BRIEF ::
Lines containing the word "Permitir" should be extracted in full.
>> START INPUT ROWS
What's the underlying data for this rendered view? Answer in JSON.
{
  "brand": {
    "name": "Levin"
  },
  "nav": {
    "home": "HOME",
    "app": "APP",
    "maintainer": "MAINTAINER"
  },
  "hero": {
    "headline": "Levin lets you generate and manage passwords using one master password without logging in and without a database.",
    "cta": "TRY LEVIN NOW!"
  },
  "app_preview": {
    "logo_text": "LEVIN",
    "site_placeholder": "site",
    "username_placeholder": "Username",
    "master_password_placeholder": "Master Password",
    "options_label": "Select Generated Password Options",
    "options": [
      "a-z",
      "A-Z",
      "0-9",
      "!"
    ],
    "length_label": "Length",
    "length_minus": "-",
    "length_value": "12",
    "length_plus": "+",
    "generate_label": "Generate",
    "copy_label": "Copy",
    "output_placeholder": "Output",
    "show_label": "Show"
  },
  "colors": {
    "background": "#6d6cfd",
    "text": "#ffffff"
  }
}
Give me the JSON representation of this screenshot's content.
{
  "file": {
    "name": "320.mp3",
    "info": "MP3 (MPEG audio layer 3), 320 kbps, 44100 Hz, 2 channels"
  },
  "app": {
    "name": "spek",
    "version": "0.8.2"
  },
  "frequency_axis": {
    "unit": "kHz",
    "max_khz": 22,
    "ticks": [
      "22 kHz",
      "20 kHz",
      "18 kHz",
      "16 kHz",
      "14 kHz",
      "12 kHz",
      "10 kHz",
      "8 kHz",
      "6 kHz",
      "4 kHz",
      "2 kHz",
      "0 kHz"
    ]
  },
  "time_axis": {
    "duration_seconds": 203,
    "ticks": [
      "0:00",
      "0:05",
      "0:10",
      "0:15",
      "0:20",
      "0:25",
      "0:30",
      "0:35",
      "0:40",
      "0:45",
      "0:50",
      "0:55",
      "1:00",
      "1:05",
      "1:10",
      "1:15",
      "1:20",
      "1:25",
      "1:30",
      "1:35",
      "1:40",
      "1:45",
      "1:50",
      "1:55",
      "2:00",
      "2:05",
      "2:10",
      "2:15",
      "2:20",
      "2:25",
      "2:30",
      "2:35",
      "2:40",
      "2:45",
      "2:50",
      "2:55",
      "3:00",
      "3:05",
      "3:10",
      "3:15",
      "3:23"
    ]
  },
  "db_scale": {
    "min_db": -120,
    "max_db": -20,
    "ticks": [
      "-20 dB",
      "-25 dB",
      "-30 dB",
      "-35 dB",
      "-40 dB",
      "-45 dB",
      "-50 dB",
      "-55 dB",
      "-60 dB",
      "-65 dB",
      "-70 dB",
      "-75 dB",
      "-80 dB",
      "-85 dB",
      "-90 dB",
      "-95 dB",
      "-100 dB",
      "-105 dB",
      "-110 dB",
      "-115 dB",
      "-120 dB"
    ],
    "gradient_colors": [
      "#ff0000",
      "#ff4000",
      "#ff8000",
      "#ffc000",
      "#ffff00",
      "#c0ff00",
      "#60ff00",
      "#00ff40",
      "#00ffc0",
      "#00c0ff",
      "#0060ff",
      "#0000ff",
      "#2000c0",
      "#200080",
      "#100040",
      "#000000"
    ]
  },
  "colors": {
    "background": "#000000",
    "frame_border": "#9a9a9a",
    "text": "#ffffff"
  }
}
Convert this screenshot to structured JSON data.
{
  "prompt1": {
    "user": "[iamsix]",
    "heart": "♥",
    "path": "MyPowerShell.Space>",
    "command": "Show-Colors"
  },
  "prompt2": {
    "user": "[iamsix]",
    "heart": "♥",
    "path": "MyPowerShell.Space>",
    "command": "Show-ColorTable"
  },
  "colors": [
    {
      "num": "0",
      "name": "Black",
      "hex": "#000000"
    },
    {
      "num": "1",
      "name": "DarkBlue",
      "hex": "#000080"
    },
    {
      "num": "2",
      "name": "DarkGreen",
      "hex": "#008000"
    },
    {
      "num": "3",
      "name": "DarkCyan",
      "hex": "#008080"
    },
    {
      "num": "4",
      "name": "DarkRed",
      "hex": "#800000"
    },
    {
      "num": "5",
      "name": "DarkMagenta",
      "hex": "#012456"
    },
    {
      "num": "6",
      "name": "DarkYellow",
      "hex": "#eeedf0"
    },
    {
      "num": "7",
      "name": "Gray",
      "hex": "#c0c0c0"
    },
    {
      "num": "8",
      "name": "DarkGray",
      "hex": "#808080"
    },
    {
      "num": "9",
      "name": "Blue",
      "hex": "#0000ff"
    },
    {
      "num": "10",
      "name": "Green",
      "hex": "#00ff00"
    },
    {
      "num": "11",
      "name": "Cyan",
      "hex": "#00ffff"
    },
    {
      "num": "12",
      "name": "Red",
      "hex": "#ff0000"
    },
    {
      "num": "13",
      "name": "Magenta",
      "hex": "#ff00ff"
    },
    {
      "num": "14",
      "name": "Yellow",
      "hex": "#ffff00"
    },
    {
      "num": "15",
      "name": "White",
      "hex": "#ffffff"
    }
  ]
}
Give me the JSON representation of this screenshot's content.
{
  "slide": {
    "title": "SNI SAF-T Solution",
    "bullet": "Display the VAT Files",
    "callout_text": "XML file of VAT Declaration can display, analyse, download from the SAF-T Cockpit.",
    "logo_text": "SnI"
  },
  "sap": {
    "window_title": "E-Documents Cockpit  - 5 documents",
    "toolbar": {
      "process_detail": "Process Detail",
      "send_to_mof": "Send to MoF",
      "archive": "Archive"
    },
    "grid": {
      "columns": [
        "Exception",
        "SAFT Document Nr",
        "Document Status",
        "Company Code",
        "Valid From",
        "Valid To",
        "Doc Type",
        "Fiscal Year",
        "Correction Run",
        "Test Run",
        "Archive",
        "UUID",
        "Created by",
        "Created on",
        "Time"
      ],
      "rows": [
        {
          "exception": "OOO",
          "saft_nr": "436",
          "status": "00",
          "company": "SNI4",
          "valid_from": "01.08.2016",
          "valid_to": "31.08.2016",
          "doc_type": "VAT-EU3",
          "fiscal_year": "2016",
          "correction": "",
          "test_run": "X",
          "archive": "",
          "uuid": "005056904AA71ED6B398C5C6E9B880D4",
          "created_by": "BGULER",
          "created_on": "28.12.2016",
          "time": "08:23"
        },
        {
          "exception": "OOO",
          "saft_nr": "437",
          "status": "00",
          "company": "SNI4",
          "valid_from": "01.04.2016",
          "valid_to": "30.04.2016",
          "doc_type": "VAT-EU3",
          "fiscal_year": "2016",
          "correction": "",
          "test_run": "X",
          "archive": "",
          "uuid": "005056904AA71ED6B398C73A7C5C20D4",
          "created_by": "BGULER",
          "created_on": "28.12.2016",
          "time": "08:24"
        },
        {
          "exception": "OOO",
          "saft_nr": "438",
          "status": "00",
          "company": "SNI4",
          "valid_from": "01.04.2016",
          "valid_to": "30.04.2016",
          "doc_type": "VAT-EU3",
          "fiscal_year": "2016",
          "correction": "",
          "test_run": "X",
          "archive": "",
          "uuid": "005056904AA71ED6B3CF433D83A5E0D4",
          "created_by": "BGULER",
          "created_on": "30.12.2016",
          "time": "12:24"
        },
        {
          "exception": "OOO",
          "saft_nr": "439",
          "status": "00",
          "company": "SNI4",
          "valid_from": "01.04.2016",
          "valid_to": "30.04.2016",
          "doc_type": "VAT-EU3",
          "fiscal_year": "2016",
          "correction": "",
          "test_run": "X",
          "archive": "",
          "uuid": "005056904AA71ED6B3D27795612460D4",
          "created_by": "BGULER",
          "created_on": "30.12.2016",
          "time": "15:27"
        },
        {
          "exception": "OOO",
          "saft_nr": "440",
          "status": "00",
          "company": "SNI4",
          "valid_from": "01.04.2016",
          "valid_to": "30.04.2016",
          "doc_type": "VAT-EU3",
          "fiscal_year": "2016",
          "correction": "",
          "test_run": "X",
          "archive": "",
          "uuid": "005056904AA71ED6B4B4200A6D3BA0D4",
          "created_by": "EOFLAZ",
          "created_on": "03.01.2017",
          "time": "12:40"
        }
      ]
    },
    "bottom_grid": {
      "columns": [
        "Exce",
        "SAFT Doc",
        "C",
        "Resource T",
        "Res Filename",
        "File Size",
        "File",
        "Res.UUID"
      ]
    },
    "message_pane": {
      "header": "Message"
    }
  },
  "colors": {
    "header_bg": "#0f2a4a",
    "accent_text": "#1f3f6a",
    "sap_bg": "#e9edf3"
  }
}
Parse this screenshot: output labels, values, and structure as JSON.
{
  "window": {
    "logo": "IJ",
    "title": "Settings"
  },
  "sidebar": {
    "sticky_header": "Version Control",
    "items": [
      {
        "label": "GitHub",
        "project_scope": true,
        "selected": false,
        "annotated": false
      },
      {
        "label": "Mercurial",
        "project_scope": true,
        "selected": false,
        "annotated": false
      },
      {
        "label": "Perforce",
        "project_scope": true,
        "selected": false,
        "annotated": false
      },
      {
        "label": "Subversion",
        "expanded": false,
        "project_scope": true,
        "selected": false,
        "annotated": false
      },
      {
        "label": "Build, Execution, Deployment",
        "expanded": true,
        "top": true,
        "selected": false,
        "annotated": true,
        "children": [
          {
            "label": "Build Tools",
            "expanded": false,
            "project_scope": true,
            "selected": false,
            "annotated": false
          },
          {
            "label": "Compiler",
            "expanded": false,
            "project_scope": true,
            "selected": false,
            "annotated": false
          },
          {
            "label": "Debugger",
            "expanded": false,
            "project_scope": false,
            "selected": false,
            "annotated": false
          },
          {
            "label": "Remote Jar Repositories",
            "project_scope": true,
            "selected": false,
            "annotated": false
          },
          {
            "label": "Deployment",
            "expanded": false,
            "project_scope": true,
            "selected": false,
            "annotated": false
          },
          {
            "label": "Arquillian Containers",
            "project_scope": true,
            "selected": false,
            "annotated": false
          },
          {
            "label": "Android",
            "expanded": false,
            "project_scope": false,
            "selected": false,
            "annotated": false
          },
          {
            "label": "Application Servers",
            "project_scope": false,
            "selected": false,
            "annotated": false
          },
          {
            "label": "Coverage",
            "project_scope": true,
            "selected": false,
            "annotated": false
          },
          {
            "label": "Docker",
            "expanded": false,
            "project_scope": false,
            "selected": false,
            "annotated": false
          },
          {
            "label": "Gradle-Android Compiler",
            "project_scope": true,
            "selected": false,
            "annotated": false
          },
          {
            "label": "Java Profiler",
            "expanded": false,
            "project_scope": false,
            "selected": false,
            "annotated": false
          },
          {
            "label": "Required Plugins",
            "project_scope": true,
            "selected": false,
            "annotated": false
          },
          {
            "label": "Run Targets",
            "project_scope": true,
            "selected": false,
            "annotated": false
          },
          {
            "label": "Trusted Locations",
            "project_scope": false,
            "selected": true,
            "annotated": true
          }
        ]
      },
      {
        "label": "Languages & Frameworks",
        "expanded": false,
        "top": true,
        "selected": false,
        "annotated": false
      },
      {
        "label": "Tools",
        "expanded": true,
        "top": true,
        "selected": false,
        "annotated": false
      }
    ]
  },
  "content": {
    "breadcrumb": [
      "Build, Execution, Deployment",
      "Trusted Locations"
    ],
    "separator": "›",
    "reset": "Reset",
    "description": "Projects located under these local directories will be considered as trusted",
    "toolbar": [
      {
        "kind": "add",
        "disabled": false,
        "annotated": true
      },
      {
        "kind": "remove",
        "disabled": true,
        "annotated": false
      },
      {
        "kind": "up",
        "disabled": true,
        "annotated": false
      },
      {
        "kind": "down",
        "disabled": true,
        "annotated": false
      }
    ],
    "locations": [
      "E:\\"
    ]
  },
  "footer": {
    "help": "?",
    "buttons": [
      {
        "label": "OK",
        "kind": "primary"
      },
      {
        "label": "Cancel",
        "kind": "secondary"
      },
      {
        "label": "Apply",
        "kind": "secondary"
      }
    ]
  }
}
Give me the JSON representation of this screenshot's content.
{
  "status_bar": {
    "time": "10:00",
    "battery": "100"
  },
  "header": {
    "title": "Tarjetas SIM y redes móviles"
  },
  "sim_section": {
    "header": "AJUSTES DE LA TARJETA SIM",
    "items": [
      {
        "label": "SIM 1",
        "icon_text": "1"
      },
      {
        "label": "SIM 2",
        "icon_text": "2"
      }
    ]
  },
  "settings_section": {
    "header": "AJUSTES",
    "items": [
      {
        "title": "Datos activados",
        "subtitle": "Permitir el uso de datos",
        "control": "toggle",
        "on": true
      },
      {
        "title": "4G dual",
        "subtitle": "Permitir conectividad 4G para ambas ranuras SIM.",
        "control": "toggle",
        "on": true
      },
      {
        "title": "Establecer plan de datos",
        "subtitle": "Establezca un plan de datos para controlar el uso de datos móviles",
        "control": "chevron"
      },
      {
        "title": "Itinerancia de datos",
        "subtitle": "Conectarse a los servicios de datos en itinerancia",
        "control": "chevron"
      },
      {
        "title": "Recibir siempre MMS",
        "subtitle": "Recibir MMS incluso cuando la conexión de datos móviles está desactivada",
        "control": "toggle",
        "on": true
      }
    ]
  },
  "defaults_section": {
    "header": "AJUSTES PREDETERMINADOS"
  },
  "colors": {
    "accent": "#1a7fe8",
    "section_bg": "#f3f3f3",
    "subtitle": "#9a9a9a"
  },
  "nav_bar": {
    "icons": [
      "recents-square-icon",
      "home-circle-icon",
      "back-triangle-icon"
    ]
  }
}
>> END INPUT ROWS
TASK RESPONSE ::
        "subtitle": "Permitir el uso de datos",
        "subtitle": "Permitir conectividad 4G para ambas ranuras SIM.",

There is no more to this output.